Figure data in JSON
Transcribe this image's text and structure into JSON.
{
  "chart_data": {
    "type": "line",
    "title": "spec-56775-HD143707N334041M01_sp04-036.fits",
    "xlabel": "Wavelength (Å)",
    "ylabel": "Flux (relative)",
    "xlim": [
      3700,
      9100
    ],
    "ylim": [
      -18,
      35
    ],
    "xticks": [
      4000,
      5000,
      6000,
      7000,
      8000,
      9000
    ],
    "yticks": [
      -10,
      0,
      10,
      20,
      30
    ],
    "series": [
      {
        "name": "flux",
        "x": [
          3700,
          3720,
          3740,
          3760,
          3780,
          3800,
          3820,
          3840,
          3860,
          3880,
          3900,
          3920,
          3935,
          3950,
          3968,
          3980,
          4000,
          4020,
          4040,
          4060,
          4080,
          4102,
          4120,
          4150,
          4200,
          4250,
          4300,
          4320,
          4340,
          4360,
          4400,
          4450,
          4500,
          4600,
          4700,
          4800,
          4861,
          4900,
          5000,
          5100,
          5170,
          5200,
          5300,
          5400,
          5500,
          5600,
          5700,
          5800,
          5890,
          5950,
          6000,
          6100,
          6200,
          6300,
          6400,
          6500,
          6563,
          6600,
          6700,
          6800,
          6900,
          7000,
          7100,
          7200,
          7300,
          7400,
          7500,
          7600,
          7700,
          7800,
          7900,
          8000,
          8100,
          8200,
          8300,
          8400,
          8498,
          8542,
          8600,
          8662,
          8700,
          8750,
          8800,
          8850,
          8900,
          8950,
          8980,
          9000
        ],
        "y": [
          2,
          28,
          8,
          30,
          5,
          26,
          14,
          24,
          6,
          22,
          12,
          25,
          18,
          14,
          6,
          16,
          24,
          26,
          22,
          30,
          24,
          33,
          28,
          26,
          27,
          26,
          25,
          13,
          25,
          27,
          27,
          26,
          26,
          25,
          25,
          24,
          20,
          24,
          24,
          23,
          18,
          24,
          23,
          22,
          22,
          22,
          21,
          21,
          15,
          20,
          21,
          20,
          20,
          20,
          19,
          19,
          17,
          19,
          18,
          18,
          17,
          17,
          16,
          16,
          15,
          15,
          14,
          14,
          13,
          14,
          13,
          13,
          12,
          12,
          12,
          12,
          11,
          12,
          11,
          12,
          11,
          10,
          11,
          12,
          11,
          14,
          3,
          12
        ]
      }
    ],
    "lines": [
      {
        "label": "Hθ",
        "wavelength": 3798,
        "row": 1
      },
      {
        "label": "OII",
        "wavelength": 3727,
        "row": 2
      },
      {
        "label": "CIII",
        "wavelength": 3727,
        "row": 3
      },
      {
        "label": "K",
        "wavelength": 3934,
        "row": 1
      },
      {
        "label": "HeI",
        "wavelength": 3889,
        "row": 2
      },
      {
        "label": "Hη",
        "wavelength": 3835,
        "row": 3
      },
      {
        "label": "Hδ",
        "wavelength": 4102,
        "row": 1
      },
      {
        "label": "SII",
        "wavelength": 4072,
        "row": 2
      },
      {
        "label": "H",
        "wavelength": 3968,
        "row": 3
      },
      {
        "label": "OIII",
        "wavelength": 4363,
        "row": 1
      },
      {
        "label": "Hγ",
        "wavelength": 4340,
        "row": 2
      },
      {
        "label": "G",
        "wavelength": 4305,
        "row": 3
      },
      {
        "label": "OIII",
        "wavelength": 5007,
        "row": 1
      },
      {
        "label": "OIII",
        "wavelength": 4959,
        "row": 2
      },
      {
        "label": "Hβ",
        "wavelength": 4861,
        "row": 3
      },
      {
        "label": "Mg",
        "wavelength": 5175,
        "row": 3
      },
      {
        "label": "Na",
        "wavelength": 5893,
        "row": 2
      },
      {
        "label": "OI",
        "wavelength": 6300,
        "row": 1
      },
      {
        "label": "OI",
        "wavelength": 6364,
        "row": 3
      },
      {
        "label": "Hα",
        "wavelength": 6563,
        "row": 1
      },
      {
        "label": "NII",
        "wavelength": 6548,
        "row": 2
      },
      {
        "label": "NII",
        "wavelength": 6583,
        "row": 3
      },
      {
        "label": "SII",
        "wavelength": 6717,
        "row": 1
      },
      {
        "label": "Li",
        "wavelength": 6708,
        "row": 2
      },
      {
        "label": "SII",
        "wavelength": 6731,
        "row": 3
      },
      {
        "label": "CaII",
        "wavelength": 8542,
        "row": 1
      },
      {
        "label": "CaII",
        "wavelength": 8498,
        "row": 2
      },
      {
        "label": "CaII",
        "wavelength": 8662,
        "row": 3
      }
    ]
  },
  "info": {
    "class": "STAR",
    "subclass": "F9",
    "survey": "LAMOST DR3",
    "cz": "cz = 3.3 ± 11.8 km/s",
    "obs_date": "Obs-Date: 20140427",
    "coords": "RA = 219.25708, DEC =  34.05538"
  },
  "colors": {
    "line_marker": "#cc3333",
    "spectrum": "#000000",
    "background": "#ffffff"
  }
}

= What the exercise asks =
Copy every line verbatim.

= Correct response =
Transcribe this image's text and structure into JSON.
{
  "chart_data": {
    "type": "line",
    "title": "spec-56775-HD143707N334041M01_sp04-036.fits",
    "xlabel": "Wavelength (Å)",
    "ylabel": "Flux (relative)",
    "xlim": [
      3700,
      9100
    ],
    "ylim": [
      -18,
      35
    ],
    "xticks": [
      4000,
      5000,
      6000,
      7000,
      8000,
      9000
    ],
    "yticks": [
      -10,
      0,
      10,
      20,
      30
    ],
    "series": [
      {
        "name": "flux",
        "x": [
          3700,
          3720,
          3740,
          3760,
          3780,
          3800,
          3820,
          3840,
          3860,
          3880,
          3900,
          3920,
          3935,
          3950,
          3968,
          3980,
          4000,
          4020,
          4040,
          4060,
          4080,
          4102,
          4120,
          4150,
          4200,
          4250,
          4300,
          4320,
          4340,
          4360,
          4400,
          4450,
          4500,
          4600,
          4700,
          4800,
          4861,
          4900,
          5000,
          5100,
          5170,
          5200,
          5300,
          5400,
          5500,
          5600,
          5700,
          5800,
          5890,
          5950,
          6000,
          6100,
          6200,
          6300,
          6400,
          6500,
          6563,
          6600,
          6700,
          6800,
          6900,
          7000,
          7100,
          7200,
          7300,
          7400,
          7500,
          7600,
          7700,
          7800,
          7900,
          8000,
          8100,
          8200,
          8300,
          8400,
          8498,
          8542,
          8600,
          8662,
          8700,
          8750,
          8800,
          8850,
          8900,
          8950,
          8980,
          9000
        ],
        "y": [
          2,
          28,
          8,
          30,
          5,
          26,
          14,
          24,
          6,
          22,
          12,
          25,
          18,
          14,
          6,
          16,
          24,
          26,
          22,
          30,
          24,
          33,
          28,
          26,
          27,
          26,
          25,
          13,
          25,
          27,
          27,
          26,
          26,
          25,
          25,
          24,
          20,
          24,
          24,
          23,
          18,
          24,
          23,
          22,
          22,
          22,
          21,
          21,
          15,
          20,
          21,
          20,
          20,
          20,
          19,
          19,
          17,
          19,
          18,
          18,
          17,
          17,
          16,
          16,
          15,
          15,
          14,
          14,
          13,
          14,
          13,
          13,
          12,
          12,
          12,
          12,
          11,
          12,
          11,
          12,
          11,
          10,
          11,
          12,
          11,
          14,
          3,
          12
        ]
      }
    ],
    "lines": [
      {
        "label": "Hθ",
        "wavelength": 3798,
        "row": 1
      },
      {
        "label": "OII",
        "wavelength": 3727,
        "row": 2
      },
      {
        "label": "CIII",
        "wavelength": 3727,
        "row": 3
      },
      {
        "label": "K",
        "wavelength": 3934,
        "row": 1
      },
      {
        "label": "HeI",
        "wavelength": 3889,
        "row": 2
      },
      {
        "label": "Hη",
        "wavelength": 3835,
        "row": 3
      },
      {
        "label": "Hδ",
        "wavelength": 4102,
        "row": 1
      },
      {
        "label": "SII",
        "wavelength": 4072,
        "row": 2
      },
      {
        "label": "H",
        "wavelength": 3968,
        "row": 3
      },
      {
        "label": "OIII",
        "wavelength": 4363,
        "row": 1
      },
      {
        "label": "Hγ",
        "wavelength": 4340,
        "row": 2
      },
      {
        "label": "G",
        "wavelength": 4305,
        "row": 3
      },
      {
        "label": "OIII",
        "wavelength": 5007,
        "row": 1
      },
      {
        "label": "OIII",
        "wavelength": 4959,
        "row": 2
      },
      {
        "label": "Hβ",
        "wavelength": 4861,
        "row": 3
      },
      {
        "label": "Mg",
        "wavelength": 5175,
        "row": 3
      },
      {
        "label": "Na",
        "wavelength": 5893,
        "row": 2
      },
      {
        "label": "OI",
        "wavelength": 6300,
        "row": 1
      },
      {
        "label": "OI",
        "wavelength": 6364,
        "row": 3
      },
      {
        "label": "Hα",
        "wavelength": 6563,
        "row": 1
      },
      {
        "label": "NII",
        "wavelength": 6548,
        "row": 2
      },
      {
        "label": "NII",
        "wavelength": 6583,
        "row": 3
      },
      {
        "label": "SII",
        "wavelength": 6717,
        "row": 1
      },
      {
        "label": "Li",
        "wavelength": 6708,
        "row": 2
      },
      {
        "label": "SII",
        "wavelength": 6731,
        "row": 3
      },
      {
        "label": "CaII",
        "wavelength": 8542,
        "row": 1
      },
      {
        "label": "CaII",
        "wavelength": 8498,
        "row": 2
      },
      {
        "label": "CaII",
        "wavelength": 8662,
        "row": 3
      }
    ]
  },
  "info": {
    "class": "STAR",
    "subclass": "F9",
    "survey": "LAMOST DR3",
    "cz": "cz = 3.3 ± 11.8 km/s",
    "obs_date": "Obs-Date: 20140427",
    "coords": "RA = 219.25708, DEC =  34.05538"
  },
  "colors": {
    "line_marker": "#cc3333",
    "spectrum": "#000000",
    "background": "#ffffff"
  }
}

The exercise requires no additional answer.